### [Task to carry out]
Write out every entry exactly as given, but omit the pictures.

### [Input for this task]
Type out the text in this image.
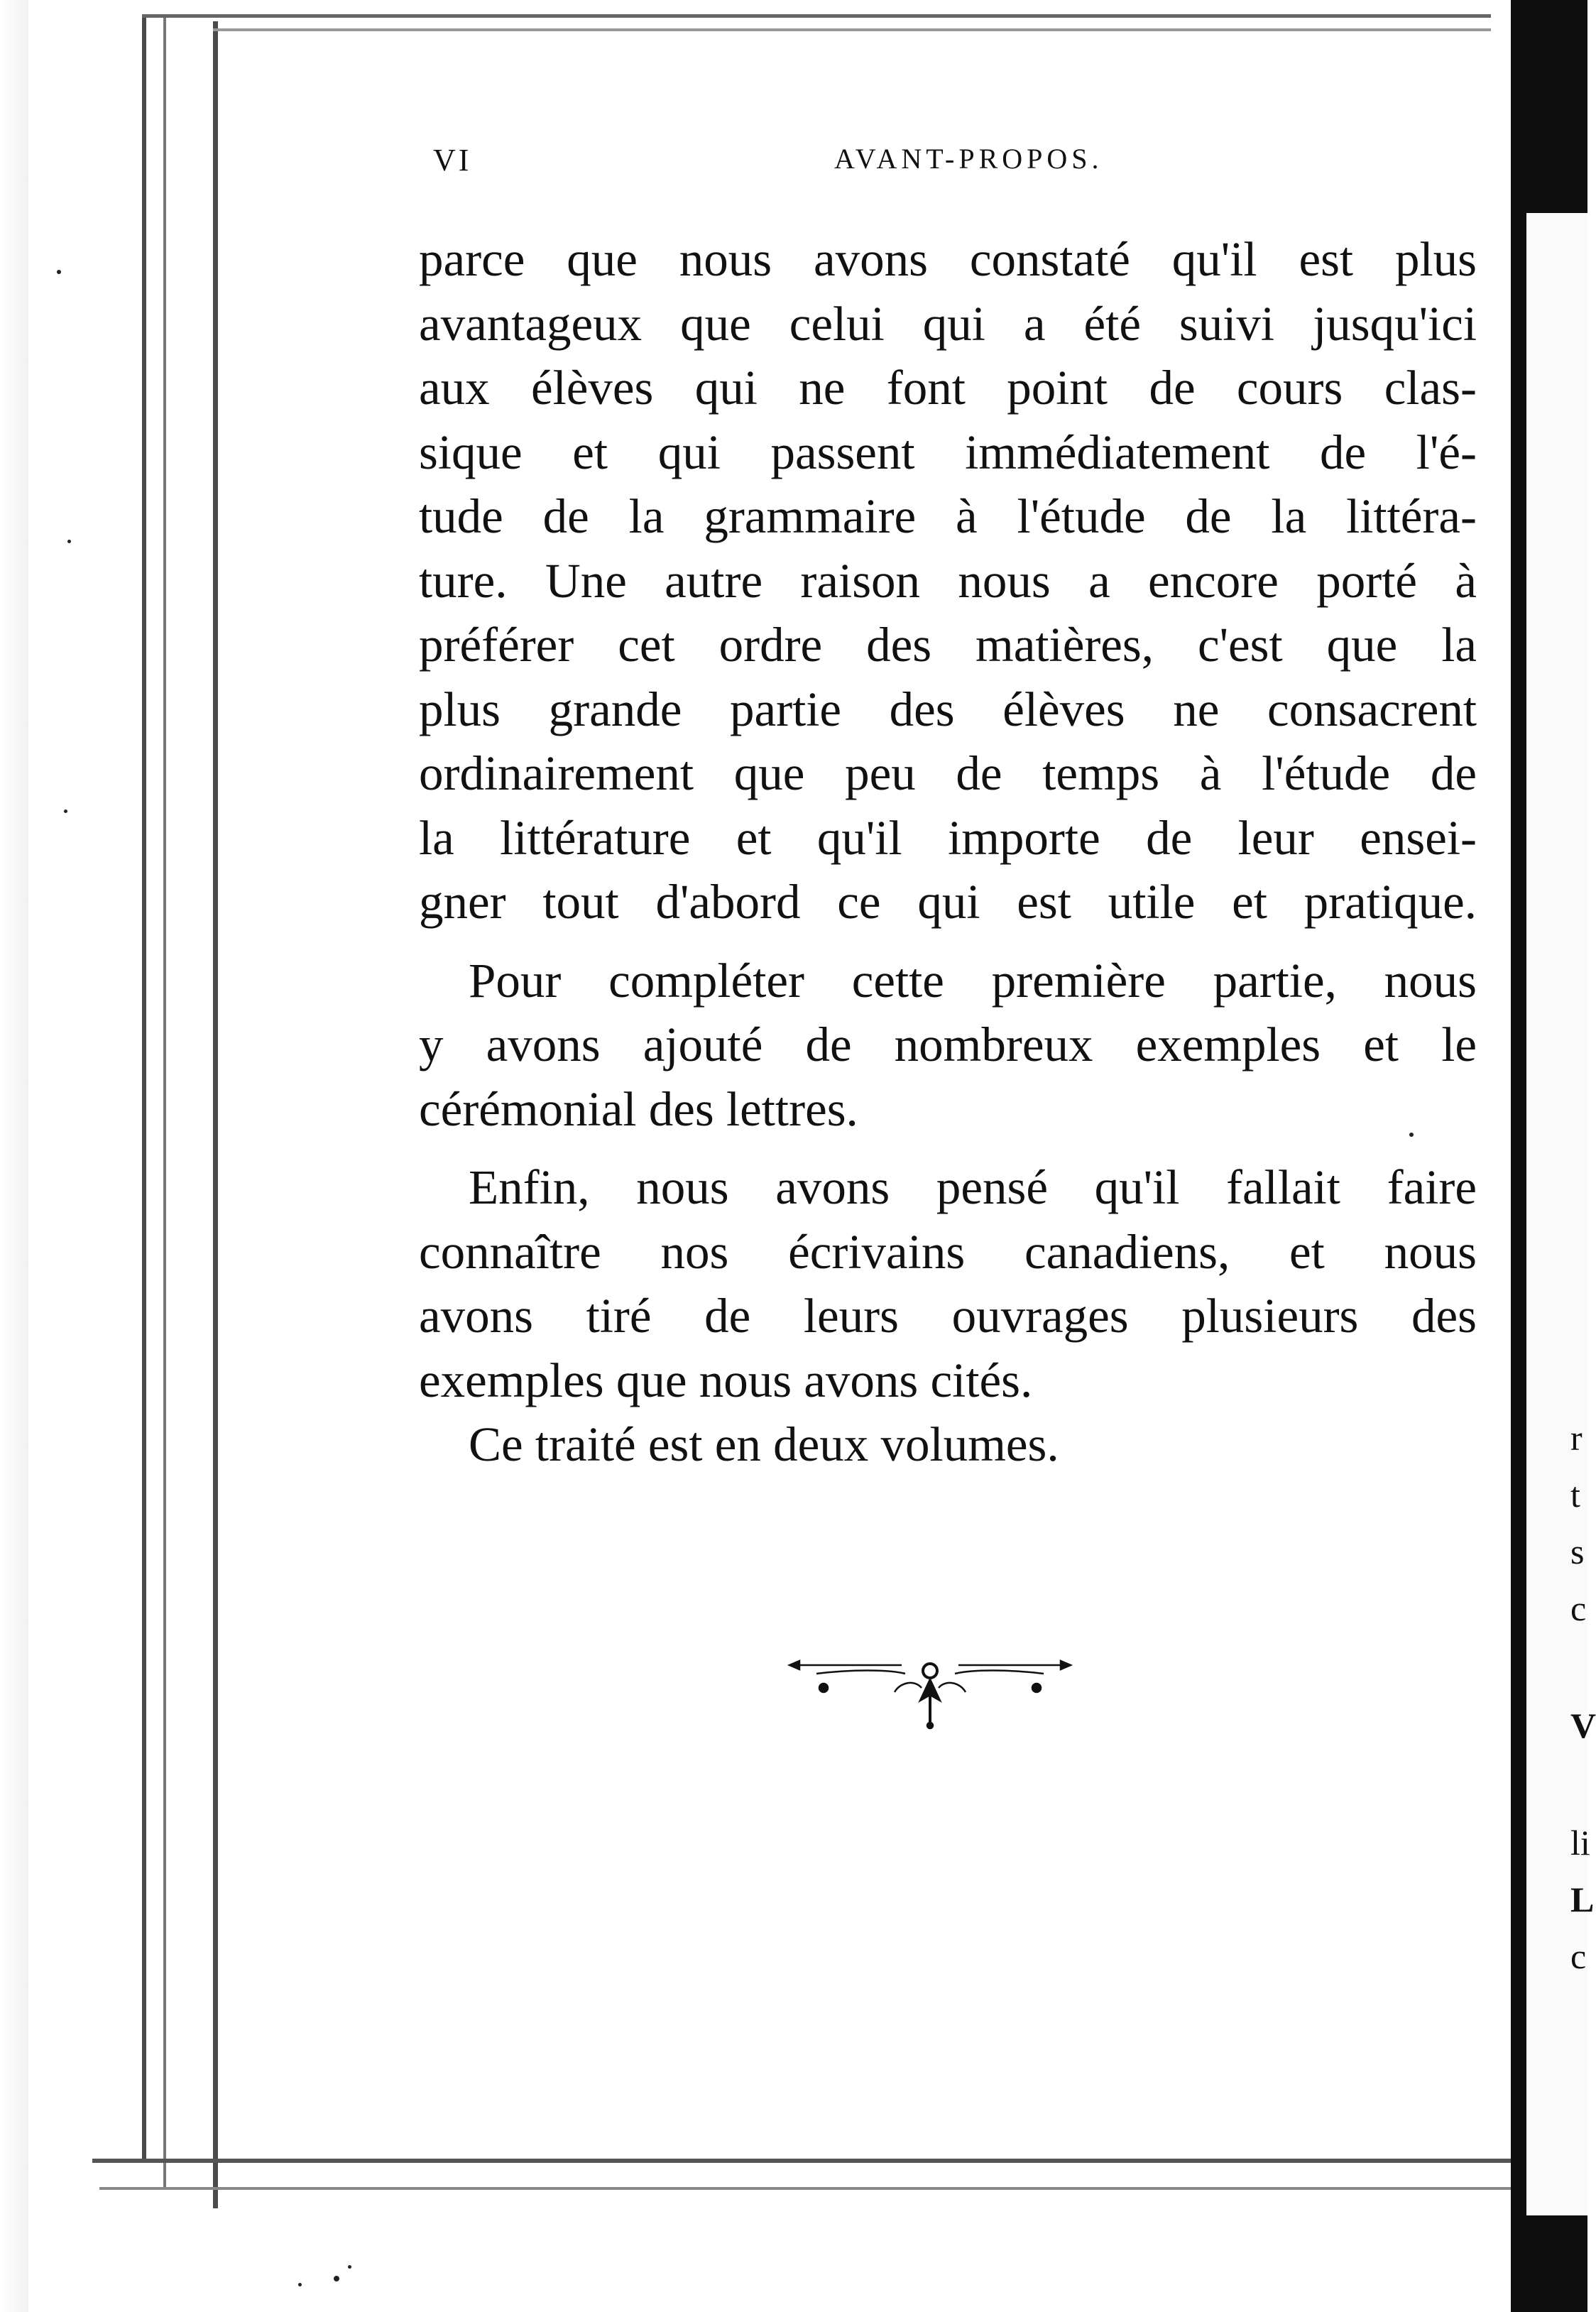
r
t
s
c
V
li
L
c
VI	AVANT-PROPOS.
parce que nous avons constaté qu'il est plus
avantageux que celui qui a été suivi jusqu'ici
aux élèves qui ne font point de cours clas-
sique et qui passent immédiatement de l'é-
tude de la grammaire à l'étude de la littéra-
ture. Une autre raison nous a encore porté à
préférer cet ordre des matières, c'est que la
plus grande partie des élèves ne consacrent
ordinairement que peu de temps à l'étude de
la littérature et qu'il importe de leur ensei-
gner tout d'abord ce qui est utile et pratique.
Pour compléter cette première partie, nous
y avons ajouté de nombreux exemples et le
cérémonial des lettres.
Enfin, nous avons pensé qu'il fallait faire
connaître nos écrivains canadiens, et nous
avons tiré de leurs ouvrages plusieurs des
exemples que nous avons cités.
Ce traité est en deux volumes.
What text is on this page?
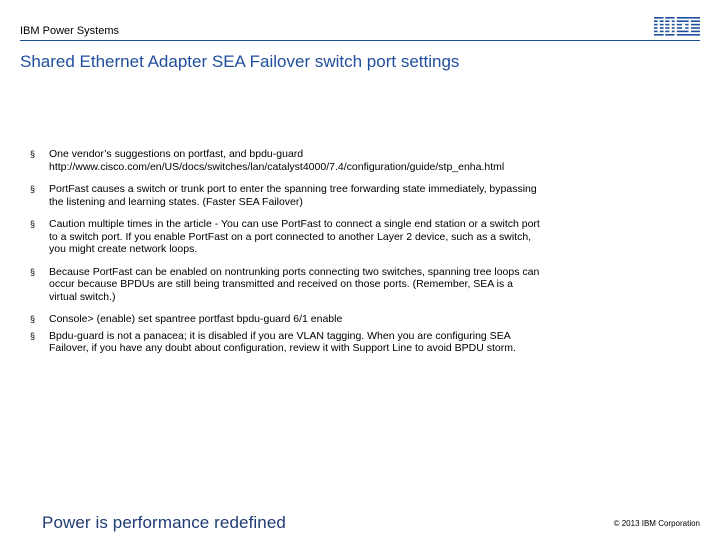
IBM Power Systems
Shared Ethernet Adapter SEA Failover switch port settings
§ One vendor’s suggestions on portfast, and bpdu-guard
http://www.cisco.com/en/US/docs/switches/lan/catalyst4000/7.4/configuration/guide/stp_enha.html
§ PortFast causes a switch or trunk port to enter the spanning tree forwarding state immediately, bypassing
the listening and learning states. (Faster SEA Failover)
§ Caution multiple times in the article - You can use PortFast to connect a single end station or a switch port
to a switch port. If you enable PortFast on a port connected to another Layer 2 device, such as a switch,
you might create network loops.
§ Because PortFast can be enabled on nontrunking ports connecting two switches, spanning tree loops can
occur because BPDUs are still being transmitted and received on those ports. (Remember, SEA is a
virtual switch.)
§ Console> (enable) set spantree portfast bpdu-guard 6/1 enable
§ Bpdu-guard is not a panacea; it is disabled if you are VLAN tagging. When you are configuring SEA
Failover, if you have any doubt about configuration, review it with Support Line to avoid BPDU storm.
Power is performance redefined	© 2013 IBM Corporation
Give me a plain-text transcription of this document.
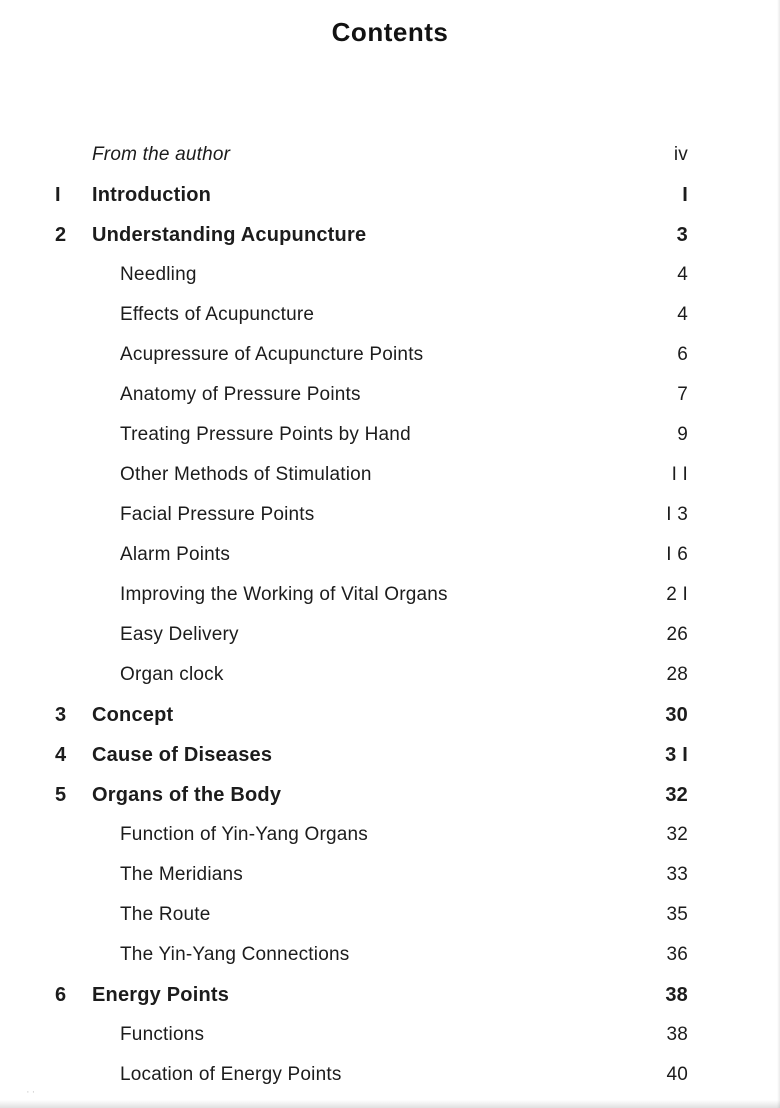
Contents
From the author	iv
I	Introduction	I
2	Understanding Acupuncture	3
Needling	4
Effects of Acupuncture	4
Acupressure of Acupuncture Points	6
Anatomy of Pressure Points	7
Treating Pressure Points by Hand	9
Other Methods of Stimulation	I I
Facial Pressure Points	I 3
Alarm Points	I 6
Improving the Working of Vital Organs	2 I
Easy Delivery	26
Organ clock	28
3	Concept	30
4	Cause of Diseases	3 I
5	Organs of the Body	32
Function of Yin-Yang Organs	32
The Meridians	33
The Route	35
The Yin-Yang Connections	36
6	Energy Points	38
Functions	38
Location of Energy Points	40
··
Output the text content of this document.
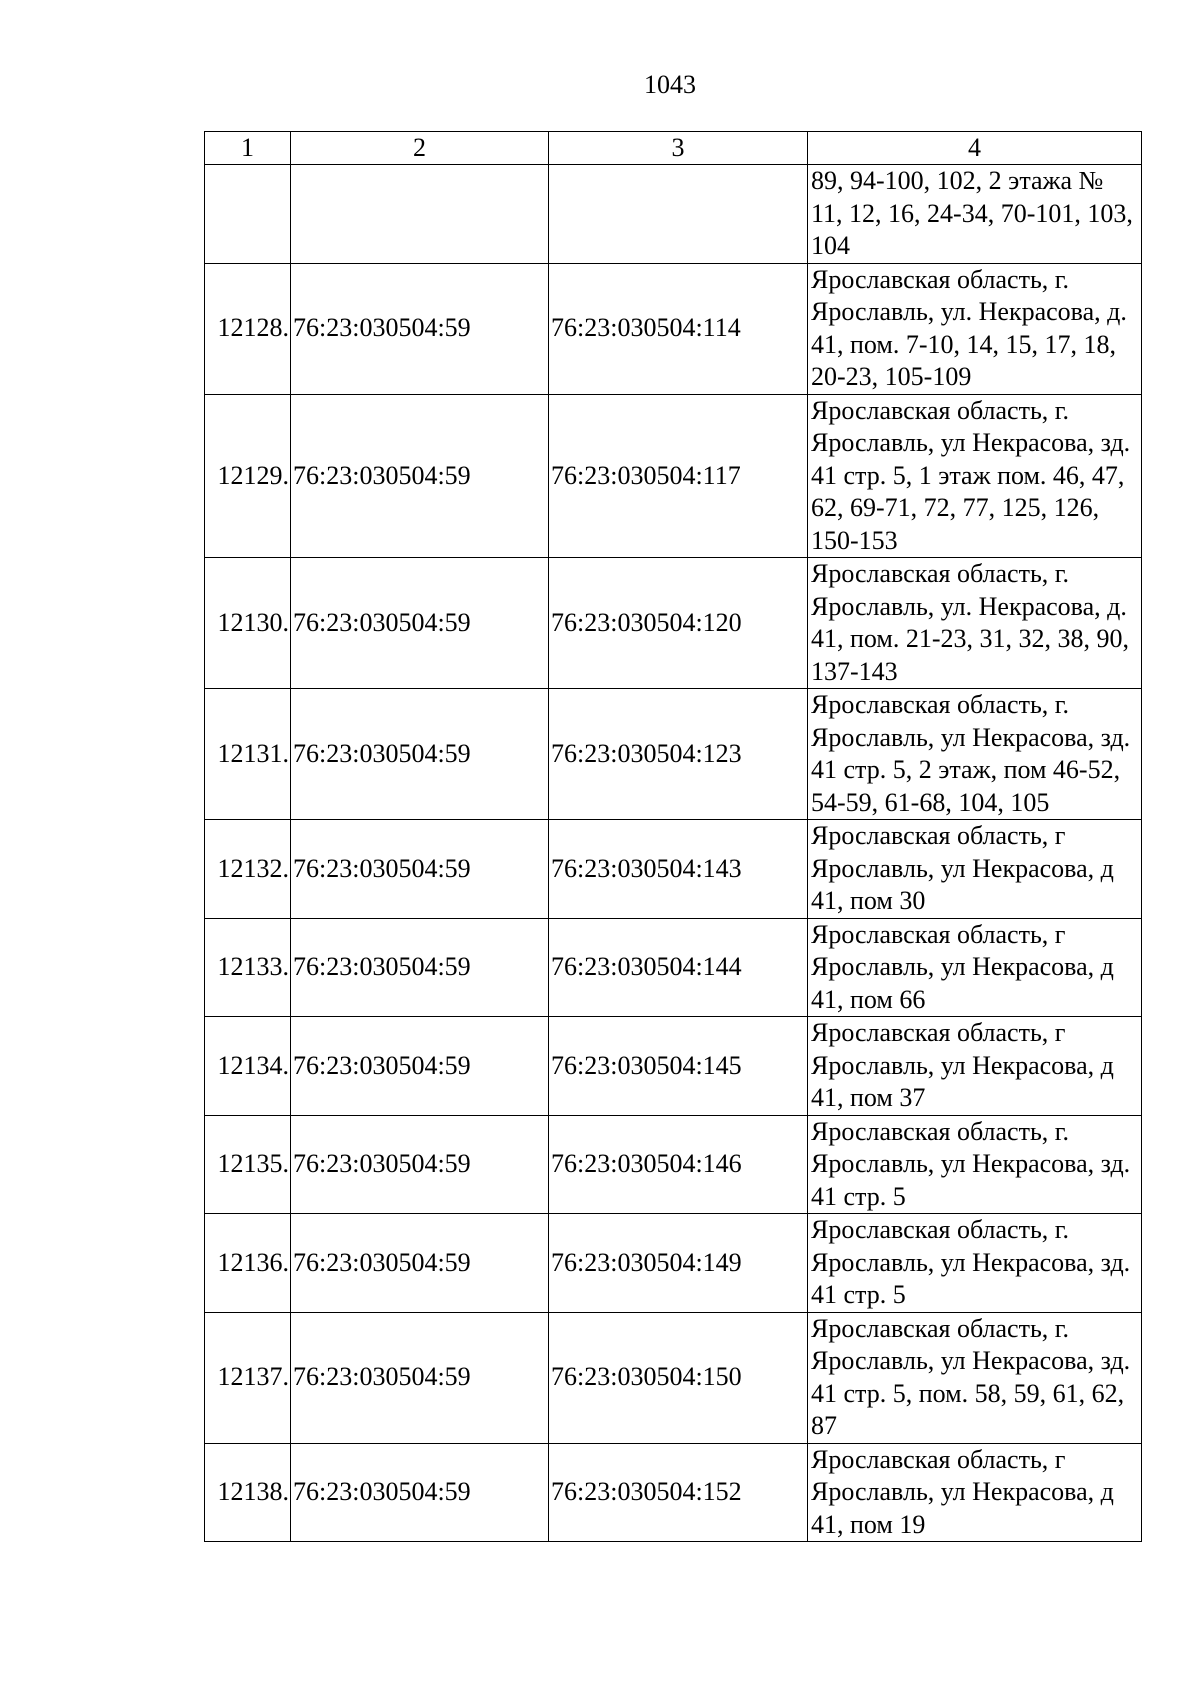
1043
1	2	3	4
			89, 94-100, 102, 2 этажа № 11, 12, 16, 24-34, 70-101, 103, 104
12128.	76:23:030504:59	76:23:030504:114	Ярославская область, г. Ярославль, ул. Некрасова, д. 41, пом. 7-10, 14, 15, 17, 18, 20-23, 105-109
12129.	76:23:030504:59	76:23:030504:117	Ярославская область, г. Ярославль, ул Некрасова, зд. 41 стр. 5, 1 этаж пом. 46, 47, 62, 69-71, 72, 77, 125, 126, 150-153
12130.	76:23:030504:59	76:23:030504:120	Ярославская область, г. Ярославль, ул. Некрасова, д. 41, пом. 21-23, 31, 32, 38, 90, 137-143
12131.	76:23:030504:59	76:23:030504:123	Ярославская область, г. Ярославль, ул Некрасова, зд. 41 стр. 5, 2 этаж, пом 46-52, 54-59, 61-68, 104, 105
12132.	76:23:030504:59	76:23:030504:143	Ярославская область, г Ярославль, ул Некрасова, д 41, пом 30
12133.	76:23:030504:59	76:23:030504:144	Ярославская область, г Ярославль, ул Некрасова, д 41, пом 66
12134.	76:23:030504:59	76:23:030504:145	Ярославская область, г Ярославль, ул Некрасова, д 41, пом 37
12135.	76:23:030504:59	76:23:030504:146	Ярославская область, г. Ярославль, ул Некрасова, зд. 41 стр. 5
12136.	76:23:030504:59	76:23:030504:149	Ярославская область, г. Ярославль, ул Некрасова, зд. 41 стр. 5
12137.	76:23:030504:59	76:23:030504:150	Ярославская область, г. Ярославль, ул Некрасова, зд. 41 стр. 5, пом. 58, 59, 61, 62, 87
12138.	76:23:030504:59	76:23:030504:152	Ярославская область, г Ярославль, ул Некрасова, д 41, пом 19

### [Task answer]
Type out the text in this image.
r
t
s
c
V
li
L
c
VI	AVANT-PROPOS.
parce que nous avons constaté qu'il est plus
avantageux que celui qui a été suivi jusqu'ici
aux élèves qui ne font point de cours clas-
sique et qui passent immédiatement de l'é-
tude de la grammaire à l'étude de la littéra-
ture. Une autre raison nous a encore porté à
préférer cet ordre des matières, c'est que la
plus grande partie des élèves ne consacrent
ordinairement que peu de temps à l'étude de
la littérature et qu'il importe de leur ensei-
gner tout d'abord ce qui est utile et pratique.
Pour compléter cette première partie, nous
y avons ajouté de nombreux exemples et le
cérémonial des lettres.
Enfin, nous avons pensé qu'il fallait faire
connaître nos écrivains canadiens, et nous
avons tiré de leurs ouvrages plusieurs des
exemples que nous avons cités.
Ce traité est en deux volumes.
What text is on this page?
IBM Power Systems
Shared Ethernet Adapter SEA Failover switch port settings
§ One vendor’s suggestions on portfast, and bpdu-guard
http://www.cisco.com/en/US/docs/switches/lan/catalyst4000/7.4/configuration/guide/stp_enha.html
§ PortFast causes a switch or trunk port to enter the spanning tree forwarding state immediately, bypassing
the listening and learning states. (Faster SEA Failover)
§ Caution multiple times in the article - You can use PortFast to connect a single end station or a switch port
to a switch port. If you enable PortFast on a port connected to another Layer 2 device, such as a switch,
you might create network loops.
§ Because PortFast can be enabled on nontrunking ports connecting two switches, spanning tree loops can
occur because BPDUs are still being transmitted and received on those ports. (Remember, SEA is a
virtual switch.)
§ Console> (enable) set spantree portfast bpdu-guard 6/1 enable
§ Bpdu-guard is not a panacea; it is disabled if you are VLAN tagging. When you are configuring SEA
Failover, if you have any doubt about configuration, review it with Support Line to avoid BPDU storm.
Power is performance redefined	© 2013 IBM Corporation
Give me a plain-text transcription of this document.
Contents
From the author	iv
I	Introduction	I
2	Understanding Acupuncture	3
Needling	4
Effects of Acupuncture	4
Acupressure of Acupuncture Points	6
Anatomy of Pressure Points	7
Treating Pressure Points by Hand	9
Other Methods of Stimulation	I I
Facial Pressure Points	I 3
Alarm Points	I 6
Improving the Working of Vital Organs	2 I
Easy Delivery	26
Organ clock	28
3	Concept	30
4	Cause of Diseases	3 I
5	Organs of the Body	32
Function of Yin-Yang Organs	32
The Meridians	33
The Route	35
The Yin-Yang Connections	36
6	Energy Points	38
Functions	38
Location of Energy Points	40
··
Output the text content of this document.
1043
1	2	3	4
			89, 94-100, 102, 2 этажа № 11, 12, 16, 24-34, 70-101, 103, 104
12128.	76:23:030504:59	76:23:030504:114	Ярославская область, г. Ярославль, ул. Некрасова, д. 41, пом. 7-10, 14, 15, 17, 18, 20-23, 105-109
12129.	76:23:030504:59	76:23:030504:117	Ярославская область, г. Ярославль, ул Некрасова, зд. 41 стр. 5, 1 этаж пом. 46, 47, 62, 69-71, 72, 77, 125, 126, 150-153
12130.	76:23:030504:59	76:23:030504:120	Ярославская область, г. Ярославль, ул. Некрасова, д. 41, пом. 21-23, 31, 32, 38, 90, 137-143
12131.	76:23:030504:59	76:23:030504:123	Ярославская область, г. Ярославль, ул Некрасова, зд. 41 стр. 5, 2 этаж, пом 46-52, 54-59, 61-68, 104, 105
12132.	76:23:030504:59	76:23:030504:143	Ярославская область, г Ярославль, ул Некрасова, д 41, пом 30
12133.	76:23:030504:59	76:23:030504:144	Ярославская область, г Ярославль, ул Некрасова, д 41, пом 66
12134.	76:23:030504:59	76:23:030504:145	Ярославская область, г Ярославль, ул Некрасова, д 41, пом 37
12135.	76:23:030504:59	76:23:030504:146	Ярославская область, г. Ярославль, ул Некрасова, зд. 41 стр. 5
12136.	76:23:030504:59	76:23:030504:149	Ярославская область, г. Ярославль, ул Некрасова, зд. 41 стр. 5
12137.	76:23:030504:59	76:23:030504:150	Ярославская область, г. Ярославль, ул Некрасова, зд. 41 стр. 5, пом. 58, 59, 61, 62, 87
12138.	76:23:030504:59	76:23:030504:152	Ярославская область, г Ярославль, ул Некрасова, д 41, пом 19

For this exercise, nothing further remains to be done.